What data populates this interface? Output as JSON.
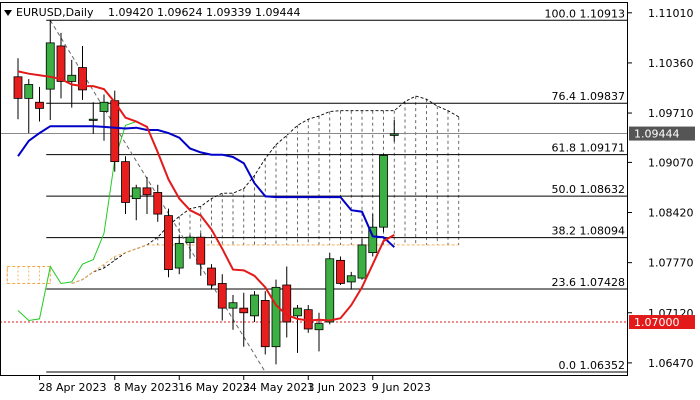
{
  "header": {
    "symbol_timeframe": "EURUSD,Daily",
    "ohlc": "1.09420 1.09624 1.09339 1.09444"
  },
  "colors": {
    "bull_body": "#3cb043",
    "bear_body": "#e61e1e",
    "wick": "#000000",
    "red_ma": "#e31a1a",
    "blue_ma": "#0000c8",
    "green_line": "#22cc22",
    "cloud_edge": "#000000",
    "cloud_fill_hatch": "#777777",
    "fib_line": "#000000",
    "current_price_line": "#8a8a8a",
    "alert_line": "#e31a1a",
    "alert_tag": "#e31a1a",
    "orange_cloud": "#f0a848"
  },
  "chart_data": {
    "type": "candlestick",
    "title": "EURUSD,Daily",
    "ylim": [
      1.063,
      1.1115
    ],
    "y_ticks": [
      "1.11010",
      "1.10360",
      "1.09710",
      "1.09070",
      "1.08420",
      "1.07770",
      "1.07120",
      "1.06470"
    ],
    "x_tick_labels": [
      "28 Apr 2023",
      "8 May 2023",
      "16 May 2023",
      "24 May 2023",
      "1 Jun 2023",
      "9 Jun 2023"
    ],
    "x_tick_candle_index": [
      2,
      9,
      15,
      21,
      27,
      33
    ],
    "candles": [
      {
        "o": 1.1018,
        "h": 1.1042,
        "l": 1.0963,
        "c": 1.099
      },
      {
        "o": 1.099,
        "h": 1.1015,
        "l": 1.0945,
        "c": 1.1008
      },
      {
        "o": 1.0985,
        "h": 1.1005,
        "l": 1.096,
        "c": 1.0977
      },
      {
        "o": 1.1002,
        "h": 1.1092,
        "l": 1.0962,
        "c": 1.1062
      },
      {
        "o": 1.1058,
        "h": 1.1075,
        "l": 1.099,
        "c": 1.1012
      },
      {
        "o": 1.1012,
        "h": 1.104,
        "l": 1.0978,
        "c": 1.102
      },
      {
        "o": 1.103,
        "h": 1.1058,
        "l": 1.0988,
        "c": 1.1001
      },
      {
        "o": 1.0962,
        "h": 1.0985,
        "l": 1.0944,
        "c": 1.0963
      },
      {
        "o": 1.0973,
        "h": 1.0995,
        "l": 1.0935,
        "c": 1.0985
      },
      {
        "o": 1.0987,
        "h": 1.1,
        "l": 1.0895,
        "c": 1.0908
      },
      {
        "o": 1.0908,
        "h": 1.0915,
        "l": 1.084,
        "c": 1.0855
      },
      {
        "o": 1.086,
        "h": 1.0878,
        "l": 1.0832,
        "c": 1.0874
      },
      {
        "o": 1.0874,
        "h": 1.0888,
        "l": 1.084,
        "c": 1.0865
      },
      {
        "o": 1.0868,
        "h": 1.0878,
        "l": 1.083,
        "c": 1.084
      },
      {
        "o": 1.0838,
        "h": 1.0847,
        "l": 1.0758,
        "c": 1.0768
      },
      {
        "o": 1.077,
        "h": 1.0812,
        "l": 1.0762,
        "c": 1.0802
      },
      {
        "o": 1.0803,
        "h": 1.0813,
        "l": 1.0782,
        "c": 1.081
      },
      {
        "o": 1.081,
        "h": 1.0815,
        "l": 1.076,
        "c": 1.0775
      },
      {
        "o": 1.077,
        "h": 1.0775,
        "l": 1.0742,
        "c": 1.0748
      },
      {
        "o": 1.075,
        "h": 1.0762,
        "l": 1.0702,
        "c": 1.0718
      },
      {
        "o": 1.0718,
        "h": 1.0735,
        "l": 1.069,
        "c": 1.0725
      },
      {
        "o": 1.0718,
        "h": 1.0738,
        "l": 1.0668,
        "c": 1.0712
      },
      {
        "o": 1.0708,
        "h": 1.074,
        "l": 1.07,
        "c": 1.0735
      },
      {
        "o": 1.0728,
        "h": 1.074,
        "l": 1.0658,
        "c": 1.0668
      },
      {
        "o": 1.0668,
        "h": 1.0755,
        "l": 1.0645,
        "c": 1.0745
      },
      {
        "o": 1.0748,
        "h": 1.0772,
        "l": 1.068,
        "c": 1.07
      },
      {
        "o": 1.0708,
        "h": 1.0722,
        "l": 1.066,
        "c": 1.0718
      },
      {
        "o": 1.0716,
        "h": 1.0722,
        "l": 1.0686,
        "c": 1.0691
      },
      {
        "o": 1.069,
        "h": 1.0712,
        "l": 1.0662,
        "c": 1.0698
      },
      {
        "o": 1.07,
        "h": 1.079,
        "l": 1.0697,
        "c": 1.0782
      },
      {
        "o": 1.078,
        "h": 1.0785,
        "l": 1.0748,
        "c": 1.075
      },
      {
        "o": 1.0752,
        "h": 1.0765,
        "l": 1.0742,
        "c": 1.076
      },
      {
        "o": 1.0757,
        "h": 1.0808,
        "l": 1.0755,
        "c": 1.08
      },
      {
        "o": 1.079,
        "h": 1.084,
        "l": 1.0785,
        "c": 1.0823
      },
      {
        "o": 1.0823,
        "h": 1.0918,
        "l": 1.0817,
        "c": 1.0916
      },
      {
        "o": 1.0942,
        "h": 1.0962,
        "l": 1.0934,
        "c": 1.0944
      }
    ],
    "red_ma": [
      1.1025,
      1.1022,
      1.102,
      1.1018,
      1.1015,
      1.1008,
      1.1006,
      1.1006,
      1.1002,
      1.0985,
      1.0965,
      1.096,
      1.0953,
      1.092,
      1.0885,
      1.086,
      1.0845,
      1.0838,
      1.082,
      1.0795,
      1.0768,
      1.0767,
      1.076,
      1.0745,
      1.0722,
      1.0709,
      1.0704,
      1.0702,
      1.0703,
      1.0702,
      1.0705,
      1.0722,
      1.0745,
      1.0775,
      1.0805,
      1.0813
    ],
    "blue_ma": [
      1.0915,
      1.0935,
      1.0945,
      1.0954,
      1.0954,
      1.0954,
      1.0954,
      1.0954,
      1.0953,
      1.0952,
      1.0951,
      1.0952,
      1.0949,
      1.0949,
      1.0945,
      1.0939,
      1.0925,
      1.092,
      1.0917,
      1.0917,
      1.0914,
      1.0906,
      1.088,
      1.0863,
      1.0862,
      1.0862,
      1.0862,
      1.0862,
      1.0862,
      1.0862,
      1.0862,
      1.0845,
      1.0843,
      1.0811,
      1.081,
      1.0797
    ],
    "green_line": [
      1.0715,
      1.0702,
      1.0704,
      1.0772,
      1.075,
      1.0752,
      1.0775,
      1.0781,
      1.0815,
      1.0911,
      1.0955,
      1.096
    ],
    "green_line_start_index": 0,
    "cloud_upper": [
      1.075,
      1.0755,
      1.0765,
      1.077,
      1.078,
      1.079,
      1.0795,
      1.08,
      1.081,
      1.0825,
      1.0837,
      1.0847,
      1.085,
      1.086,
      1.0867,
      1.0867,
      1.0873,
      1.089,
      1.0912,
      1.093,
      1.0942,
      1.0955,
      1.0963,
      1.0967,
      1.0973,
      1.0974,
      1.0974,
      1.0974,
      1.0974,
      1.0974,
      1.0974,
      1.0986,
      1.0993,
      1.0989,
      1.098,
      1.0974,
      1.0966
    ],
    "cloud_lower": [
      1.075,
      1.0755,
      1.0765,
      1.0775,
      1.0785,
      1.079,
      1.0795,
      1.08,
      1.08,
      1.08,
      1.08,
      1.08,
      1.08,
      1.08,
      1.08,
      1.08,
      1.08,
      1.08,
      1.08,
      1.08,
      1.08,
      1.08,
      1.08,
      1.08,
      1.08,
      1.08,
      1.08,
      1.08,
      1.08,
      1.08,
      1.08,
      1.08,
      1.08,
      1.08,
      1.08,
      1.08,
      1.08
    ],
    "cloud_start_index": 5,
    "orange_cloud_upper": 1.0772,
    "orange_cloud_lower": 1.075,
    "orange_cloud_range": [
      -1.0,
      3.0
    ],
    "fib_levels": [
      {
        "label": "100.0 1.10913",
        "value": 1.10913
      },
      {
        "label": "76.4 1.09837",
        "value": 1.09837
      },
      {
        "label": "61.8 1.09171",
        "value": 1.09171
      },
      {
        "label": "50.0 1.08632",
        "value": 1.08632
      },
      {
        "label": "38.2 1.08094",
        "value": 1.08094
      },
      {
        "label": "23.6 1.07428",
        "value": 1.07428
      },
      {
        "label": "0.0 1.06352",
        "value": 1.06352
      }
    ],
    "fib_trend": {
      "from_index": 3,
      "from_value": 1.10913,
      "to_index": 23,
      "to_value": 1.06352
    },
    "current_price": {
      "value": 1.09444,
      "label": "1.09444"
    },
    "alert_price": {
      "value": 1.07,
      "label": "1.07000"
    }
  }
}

--

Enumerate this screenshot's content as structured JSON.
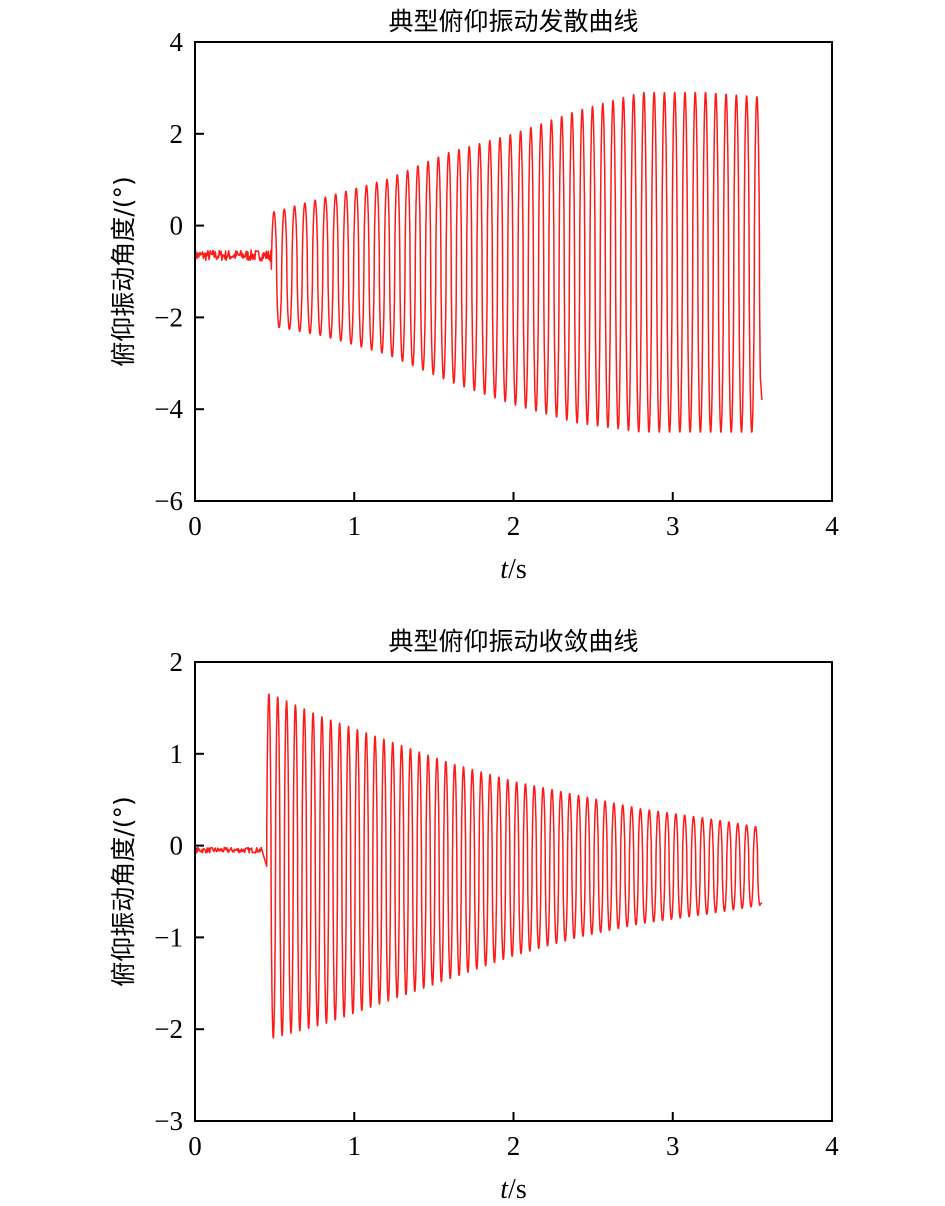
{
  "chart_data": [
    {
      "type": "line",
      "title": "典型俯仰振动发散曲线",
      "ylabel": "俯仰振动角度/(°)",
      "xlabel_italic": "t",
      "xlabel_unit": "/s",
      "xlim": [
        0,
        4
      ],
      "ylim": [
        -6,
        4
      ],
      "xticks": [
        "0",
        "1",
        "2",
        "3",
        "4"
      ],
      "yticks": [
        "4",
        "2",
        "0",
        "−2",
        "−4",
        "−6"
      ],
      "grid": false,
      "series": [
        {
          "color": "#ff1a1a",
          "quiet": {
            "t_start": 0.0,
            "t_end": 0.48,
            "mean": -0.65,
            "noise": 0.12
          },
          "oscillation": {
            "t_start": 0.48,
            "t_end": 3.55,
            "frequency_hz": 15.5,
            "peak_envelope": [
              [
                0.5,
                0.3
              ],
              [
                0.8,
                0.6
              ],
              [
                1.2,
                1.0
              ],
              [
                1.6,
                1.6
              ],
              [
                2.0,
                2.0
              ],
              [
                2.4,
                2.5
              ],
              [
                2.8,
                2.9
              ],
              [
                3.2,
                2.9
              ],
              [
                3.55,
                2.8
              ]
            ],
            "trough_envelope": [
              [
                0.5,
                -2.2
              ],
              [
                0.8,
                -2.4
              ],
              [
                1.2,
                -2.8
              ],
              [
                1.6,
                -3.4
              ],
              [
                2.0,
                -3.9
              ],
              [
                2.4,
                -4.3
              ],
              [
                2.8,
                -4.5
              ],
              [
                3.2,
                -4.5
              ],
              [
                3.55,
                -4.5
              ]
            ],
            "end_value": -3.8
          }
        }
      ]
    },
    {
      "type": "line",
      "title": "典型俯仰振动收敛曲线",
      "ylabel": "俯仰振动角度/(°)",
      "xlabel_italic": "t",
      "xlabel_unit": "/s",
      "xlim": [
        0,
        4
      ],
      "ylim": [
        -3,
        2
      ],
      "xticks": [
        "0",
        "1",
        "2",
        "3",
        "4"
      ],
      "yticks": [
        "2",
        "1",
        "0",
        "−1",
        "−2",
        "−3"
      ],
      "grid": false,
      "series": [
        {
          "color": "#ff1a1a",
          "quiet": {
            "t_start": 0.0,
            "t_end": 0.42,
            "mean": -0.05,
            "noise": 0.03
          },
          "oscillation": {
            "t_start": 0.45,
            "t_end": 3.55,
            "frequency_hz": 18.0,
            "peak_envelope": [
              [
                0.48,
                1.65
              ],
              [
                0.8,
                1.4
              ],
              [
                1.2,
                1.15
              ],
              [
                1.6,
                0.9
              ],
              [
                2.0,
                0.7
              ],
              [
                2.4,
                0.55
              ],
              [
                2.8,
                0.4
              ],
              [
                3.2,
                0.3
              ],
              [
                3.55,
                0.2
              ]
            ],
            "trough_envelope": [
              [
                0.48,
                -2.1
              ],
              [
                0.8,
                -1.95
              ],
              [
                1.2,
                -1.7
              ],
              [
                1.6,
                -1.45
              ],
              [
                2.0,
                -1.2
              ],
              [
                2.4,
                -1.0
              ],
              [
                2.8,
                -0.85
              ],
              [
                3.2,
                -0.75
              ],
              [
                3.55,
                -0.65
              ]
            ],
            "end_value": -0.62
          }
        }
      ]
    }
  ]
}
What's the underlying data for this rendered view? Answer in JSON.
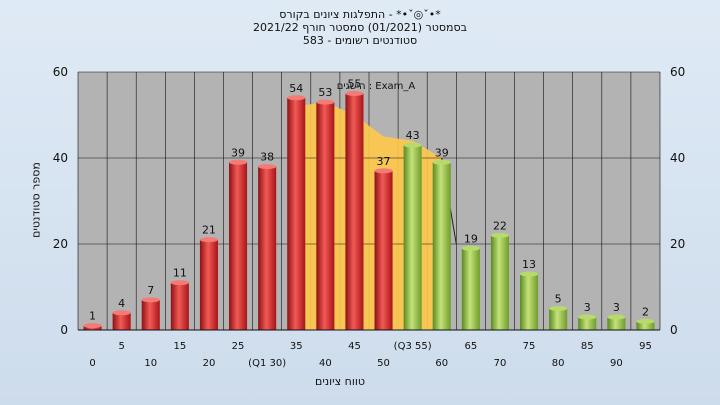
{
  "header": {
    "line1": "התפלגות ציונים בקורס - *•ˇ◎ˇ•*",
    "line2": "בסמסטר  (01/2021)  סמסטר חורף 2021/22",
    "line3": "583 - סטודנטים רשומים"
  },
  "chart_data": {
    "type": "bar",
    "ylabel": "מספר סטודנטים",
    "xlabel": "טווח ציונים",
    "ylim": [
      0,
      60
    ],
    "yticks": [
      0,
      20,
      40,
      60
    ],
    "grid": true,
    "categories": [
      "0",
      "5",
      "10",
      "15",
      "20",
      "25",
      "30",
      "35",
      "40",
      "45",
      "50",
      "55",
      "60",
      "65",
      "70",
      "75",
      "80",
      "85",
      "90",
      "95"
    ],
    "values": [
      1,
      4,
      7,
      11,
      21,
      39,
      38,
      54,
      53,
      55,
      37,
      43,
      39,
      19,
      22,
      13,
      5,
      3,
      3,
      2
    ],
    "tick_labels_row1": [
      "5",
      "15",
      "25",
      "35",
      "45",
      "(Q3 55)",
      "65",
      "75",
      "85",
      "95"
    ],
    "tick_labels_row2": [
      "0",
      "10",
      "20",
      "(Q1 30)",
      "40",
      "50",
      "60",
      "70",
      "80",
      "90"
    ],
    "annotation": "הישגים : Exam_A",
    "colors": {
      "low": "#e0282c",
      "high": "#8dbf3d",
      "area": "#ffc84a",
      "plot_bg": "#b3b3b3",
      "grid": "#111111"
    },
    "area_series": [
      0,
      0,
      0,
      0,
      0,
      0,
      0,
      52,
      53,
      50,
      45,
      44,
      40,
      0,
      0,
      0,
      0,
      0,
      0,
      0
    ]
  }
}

■ Short problem
Scan the listing above and identify each line holding the string "What"; copy every such line.

■ Correct response
What data populates this interface? Output as JSON.
What's the underlying data for this rendered view? Answer in JSON.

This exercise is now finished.